Objective: Lines holding the string "Name" are the ones to copy from this listing.

*** Data entries ***

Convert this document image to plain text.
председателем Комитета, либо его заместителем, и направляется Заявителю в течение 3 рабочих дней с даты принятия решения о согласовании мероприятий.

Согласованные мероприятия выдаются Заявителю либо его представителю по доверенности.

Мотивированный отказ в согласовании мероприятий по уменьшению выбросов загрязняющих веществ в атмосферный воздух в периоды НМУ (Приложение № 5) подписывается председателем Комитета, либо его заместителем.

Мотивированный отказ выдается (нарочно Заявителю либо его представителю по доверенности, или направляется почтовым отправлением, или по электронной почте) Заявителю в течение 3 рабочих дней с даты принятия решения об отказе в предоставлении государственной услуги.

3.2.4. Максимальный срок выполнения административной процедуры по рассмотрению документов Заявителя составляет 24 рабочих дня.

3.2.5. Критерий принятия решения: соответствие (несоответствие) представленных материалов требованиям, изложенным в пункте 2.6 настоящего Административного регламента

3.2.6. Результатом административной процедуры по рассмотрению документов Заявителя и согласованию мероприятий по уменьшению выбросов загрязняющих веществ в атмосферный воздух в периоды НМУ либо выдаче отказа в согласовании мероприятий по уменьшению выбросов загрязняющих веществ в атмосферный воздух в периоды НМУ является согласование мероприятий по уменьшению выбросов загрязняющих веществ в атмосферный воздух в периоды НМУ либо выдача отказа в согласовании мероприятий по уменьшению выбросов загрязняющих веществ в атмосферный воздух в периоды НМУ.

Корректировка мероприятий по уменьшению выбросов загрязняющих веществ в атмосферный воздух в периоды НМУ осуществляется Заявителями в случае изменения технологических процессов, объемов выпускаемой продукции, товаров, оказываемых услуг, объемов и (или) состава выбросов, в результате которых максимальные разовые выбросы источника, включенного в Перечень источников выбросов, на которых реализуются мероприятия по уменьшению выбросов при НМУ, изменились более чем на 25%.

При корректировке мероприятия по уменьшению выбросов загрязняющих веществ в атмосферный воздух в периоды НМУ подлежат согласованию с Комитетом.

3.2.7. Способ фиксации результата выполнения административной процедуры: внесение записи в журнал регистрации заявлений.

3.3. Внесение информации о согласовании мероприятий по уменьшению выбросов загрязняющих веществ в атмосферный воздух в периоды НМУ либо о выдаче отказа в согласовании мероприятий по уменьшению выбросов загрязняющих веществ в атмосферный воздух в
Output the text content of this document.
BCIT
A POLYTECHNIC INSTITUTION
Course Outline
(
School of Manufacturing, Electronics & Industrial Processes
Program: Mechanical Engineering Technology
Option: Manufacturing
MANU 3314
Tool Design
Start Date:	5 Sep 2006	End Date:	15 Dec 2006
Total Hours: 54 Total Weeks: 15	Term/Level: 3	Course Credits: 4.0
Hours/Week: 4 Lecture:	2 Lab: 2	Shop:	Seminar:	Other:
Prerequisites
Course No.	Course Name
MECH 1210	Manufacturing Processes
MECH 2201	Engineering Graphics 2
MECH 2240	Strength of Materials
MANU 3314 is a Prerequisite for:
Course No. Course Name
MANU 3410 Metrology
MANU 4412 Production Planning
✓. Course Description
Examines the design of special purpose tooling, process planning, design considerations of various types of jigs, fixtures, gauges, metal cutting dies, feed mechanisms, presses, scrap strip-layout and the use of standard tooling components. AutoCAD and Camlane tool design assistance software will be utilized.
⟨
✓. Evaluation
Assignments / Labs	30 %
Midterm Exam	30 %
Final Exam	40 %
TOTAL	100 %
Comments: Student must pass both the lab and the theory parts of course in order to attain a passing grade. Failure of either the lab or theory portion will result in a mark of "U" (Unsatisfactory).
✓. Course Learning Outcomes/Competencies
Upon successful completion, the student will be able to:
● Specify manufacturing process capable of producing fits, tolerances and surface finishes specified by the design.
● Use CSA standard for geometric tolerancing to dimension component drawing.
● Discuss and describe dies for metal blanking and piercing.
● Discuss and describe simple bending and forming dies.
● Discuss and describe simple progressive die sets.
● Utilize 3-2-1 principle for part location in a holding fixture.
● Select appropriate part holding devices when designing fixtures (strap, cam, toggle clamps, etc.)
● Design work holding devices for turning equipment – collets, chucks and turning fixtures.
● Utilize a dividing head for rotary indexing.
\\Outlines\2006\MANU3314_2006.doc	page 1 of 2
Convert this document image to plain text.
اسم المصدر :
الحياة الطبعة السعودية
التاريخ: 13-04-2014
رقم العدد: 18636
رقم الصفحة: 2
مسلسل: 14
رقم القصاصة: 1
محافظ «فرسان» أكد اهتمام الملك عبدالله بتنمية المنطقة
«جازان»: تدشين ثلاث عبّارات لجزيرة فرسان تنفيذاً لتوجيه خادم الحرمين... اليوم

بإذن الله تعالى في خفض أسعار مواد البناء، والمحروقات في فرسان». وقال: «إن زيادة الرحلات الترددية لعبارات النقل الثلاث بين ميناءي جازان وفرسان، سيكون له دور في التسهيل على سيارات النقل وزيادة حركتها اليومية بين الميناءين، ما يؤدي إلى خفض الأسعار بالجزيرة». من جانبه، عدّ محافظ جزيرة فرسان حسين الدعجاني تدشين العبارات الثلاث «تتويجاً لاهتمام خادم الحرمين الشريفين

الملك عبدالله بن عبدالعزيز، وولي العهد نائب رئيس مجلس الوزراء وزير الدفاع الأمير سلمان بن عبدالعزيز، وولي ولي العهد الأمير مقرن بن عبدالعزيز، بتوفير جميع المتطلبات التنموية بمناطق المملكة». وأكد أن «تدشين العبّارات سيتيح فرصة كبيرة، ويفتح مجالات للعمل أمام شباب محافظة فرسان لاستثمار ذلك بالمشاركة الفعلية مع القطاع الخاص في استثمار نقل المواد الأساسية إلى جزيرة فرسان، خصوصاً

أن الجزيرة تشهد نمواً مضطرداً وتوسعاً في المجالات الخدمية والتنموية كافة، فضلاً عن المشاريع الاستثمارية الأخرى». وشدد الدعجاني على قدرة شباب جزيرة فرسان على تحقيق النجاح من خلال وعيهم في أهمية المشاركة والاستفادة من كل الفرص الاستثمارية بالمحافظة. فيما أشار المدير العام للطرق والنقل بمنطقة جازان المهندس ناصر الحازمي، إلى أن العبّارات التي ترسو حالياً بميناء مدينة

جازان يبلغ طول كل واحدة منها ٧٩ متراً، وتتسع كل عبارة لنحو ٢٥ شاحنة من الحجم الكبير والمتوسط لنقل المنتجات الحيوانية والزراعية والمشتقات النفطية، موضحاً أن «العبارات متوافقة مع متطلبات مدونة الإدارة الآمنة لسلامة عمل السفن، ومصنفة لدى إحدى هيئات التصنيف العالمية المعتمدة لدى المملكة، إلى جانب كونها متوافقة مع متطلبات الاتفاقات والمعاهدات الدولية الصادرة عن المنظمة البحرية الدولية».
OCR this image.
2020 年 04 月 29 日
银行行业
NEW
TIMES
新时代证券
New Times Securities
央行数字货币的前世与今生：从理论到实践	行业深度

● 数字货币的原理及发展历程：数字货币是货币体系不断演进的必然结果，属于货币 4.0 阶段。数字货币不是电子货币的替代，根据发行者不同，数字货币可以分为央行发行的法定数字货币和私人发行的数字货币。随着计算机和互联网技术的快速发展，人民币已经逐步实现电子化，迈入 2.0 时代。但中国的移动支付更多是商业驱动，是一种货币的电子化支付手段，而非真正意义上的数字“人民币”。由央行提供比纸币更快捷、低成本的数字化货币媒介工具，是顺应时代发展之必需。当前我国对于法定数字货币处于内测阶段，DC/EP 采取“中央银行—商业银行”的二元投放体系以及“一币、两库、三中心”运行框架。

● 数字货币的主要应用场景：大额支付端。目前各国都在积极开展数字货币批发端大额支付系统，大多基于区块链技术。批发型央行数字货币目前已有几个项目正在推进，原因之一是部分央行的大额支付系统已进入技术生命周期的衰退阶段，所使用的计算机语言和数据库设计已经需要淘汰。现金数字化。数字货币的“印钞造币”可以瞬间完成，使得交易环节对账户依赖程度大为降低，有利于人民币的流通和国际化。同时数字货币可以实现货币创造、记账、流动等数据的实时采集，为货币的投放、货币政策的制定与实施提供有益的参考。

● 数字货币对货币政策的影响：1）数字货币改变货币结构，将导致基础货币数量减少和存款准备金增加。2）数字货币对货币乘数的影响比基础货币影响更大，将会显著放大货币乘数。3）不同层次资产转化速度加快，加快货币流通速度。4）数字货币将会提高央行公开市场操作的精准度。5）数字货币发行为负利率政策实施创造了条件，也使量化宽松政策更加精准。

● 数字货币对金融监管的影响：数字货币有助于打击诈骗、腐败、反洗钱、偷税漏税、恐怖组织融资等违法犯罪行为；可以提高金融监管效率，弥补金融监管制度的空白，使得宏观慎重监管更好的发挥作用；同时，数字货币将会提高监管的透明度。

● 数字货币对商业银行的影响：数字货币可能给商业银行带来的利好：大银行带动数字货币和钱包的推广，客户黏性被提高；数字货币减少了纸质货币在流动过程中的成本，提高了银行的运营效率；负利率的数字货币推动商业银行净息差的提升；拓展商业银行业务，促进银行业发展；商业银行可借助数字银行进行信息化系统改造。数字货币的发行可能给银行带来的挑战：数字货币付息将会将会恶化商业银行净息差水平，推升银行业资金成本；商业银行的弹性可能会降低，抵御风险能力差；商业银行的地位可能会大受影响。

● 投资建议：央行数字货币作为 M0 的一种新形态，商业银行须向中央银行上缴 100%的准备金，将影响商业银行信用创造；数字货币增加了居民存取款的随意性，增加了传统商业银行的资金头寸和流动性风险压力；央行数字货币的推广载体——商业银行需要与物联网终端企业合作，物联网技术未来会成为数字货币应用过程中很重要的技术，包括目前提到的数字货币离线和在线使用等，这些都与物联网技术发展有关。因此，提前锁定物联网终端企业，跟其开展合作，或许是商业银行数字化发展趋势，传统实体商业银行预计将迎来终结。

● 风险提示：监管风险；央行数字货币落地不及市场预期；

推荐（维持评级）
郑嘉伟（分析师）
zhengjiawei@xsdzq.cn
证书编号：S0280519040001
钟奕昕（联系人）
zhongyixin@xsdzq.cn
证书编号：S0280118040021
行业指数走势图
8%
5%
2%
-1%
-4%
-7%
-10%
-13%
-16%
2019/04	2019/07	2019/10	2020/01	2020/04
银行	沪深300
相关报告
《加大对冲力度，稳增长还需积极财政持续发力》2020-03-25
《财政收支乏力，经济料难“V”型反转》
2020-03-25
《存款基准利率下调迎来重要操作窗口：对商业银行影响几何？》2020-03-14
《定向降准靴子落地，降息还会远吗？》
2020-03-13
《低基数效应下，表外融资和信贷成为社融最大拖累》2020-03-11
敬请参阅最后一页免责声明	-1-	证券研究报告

***

Correct result:
Course No.	Course Name
Course No. Course Name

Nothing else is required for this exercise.